Wherever the word "在这个阶段" turns up in a line of the entries, copy that line.

• Input data:

+===+

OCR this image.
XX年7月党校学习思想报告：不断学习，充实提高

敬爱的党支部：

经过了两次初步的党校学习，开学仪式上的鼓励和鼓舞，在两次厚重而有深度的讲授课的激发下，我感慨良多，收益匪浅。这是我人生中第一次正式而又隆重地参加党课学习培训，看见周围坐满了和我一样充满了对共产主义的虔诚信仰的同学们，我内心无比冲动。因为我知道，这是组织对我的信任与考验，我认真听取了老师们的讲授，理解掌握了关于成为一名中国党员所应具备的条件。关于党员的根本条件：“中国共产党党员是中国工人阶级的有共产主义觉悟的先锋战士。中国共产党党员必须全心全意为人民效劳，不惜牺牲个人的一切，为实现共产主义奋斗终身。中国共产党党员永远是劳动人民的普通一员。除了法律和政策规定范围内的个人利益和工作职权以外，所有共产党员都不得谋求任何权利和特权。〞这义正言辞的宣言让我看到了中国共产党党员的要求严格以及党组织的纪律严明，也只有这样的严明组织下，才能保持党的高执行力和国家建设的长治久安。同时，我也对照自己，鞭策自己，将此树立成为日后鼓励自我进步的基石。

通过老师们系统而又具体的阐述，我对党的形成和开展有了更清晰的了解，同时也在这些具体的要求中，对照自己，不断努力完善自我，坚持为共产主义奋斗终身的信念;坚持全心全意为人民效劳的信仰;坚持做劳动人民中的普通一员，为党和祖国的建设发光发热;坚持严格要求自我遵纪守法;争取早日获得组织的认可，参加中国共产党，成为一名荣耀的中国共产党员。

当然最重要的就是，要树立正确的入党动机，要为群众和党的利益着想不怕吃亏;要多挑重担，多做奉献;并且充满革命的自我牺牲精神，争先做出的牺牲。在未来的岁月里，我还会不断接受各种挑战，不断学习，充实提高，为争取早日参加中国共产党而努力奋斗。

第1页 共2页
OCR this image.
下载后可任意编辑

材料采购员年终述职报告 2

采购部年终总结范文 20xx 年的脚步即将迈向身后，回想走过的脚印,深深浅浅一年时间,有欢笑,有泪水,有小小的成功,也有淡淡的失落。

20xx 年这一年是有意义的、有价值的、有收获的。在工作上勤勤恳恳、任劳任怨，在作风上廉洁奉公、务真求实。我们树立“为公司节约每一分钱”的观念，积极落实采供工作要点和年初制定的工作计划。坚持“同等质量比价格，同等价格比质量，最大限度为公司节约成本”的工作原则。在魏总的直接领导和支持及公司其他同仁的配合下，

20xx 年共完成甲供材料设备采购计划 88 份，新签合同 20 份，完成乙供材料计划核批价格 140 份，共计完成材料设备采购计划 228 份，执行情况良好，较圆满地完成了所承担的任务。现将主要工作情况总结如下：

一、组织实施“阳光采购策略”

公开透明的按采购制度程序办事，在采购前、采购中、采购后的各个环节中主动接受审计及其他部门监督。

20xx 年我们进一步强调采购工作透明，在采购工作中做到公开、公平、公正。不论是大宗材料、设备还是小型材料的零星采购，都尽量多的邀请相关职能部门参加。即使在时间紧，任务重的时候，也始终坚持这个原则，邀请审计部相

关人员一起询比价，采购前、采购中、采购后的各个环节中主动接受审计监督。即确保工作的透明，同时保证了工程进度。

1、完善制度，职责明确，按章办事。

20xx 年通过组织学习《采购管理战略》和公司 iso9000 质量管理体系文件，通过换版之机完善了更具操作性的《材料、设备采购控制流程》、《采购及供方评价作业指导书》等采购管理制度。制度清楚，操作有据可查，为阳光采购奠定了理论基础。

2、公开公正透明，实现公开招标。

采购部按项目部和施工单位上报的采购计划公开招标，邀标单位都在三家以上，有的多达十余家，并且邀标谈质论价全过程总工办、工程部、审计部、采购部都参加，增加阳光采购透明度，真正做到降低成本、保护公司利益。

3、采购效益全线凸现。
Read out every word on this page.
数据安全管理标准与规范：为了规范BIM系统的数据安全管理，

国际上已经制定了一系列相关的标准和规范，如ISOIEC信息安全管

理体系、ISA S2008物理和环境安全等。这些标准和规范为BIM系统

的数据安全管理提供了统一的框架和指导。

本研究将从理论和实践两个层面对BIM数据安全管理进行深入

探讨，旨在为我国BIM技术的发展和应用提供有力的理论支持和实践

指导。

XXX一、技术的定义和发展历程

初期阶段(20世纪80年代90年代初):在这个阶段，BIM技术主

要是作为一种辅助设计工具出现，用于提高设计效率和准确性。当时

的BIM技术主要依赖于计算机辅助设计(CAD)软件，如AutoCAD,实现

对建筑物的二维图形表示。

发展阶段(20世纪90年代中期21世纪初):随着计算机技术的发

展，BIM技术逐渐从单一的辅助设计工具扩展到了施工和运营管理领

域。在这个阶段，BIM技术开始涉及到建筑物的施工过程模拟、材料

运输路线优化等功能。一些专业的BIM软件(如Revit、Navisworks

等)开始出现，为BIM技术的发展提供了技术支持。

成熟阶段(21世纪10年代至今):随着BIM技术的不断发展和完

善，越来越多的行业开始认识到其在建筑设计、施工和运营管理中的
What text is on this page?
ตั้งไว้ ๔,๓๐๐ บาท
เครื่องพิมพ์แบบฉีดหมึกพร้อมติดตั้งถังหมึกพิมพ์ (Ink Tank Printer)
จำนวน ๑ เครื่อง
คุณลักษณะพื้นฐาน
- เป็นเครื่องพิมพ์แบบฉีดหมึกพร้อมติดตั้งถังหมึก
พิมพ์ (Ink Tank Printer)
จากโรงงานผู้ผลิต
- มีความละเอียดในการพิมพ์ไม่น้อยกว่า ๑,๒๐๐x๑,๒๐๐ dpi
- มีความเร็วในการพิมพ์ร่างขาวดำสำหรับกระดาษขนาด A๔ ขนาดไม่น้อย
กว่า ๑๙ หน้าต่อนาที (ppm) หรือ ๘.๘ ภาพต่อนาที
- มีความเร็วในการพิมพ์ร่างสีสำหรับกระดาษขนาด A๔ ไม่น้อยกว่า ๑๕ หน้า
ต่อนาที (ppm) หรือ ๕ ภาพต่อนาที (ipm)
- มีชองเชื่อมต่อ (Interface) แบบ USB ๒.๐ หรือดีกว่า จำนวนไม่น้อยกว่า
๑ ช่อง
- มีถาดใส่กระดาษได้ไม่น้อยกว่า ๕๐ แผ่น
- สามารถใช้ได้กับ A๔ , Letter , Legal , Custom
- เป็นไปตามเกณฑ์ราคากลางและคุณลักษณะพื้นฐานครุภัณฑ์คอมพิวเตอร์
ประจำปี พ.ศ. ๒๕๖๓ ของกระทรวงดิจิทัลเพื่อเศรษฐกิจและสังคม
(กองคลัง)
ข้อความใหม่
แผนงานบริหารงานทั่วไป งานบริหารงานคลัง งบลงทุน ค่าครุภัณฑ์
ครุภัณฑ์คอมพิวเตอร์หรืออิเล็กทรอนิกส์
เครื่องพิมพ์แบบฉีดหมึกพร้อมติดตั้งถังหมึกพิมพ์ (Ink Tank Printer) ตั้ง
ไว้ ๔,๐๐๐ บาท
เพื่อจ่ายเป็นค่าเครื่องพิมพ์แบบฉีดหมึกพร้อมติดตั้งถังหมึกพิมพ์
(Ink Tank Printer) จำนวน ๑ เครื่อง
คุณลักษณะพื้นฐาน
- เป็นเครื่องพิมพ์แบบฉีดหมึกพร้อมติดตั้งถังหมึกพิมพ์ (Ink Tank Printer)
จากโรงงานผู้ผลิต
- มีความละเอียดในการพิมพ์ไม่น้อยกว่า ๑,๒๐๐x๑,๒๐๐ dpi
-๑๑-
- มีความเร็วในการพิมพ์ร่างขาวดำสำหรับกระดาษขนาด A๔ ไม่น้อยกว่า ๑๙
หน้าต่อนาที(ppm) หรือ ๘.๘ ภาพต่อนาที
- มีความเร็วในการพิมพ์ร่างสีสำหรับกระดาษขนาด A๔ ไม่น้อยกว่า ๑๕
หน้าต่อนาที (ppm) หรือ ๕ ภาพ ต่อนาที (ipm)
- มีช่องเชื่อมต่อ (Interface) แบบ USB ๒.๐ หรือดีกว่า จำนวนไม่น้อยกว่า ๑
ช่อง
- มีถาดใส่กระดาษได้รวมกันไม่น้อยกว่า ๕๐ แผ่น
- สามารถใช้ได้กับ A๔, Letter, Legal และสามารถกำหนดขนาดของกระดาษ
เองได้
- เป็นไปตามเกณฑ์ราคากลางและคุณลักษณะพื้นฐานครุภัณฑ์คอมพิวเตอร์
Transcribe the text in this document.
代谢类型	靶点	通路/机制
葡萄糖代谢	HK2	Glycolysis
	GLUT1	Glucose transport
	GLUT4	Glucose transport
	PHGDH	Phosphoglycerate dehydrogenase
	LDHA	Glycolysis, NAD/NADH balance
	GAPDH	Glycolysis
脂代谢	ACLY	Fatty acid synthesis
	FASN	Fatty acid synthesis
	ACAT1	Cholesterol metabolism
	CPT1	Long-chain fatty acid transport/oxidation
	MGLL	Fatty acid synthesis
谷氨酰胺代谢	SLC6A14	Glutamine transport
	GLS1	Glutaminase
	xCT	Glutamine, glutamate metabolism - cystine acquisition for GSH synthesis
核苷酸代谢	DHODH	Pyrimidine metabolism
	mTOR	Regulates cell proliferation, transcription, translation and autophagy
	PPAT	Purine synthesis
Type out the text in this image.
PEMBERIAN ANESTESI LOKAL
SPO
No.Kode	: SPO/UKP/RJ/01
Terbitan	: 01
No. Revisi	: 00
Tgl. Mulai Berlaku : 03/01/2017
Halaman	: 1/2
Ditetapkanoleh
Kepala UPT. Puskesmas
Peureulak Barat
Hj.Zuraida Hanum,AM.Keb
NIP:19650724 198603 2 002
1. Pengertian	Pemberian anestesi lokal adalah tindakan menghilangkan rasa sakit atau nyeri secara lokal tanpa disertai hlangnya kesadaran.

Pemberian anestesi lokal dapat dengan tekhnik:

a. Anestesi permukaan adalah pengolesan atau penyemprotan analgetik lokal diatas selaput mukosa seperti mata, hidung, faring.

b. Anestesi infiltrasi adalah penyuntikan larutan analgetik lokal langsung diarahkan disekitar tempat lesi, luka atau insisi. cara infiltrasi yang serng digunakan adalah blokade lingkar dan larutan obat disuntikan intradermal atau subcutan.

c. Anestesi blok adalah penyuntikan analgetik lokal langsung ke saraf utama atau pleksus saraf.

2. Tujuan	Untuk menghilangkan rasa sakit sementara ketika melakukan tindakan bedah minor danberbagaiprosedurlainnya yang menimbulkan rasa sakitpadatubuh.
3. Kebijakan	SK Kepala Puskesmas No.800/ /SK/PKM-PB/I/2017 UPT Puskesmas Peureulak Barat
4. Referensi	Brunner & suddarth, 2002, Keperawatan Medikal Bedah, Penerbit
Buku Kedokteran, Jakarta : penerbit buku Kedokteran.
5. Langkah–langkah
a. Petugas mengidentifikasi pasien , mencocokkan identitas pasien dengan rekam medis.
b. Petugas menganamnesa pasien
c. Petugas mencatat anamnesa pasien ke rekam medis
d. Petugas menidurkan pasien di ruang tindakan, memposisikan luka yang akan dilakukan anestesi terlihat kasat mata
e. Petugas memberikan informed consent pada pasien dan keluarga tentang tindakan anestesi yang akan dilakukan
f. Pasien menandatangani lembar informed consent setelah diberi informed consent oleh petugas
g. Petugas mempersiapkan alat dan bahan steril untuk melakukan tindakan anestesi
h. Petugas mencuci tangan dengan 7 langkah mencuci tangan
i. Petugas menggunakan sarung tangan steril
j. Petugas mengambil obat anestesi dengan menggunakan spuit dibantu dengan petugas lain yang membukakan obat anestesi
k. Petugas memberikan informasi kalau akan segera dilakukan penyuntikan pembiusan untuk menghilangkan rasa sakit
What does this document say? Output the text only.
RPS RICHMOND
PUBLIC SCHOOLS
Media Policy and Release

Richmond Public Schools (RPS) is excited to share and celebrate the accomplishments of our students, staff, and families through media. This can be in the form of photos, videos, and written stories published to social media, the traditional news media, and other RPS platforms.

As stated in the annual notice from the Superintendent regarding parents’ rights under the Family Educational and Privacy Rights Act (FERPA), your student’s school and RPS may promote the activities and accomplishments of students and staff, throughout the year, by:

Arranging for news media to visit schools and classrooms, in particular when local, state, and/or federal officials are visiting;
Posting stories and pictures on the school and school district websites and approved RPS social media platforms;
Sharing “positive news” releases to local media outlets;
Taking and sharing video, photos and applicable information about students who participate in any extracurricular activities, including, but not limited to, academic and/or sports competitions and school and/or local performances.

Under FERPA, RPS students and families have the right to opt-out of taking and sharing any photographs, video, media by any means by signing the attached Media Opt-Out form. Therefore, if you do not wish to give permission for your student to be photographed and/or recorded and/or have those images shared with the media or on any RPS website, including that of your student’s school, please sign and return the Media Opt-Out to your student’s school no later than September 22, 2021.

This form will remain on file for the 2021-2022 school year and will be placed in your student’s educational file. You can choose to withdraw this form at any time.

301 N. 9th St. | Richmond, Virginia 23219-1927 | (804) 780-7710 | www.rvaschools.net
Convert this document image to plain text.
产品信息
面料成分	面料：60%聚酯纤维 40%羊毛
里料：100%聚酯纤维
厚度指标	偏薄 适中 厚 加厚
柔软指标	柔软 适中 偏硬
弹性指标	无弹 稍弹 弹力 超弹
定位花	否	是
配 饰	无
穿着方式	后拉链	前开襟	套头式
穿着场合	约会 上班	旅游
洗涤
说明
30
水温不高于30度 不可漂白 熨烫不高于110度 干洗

+===+

• Answer:
初期阶段(20世纪80年代90年代初):在这个阶段，BIM技术主
域。在这个阶段，BIM技术开始涉及到建筑物的施工过程模拟、材料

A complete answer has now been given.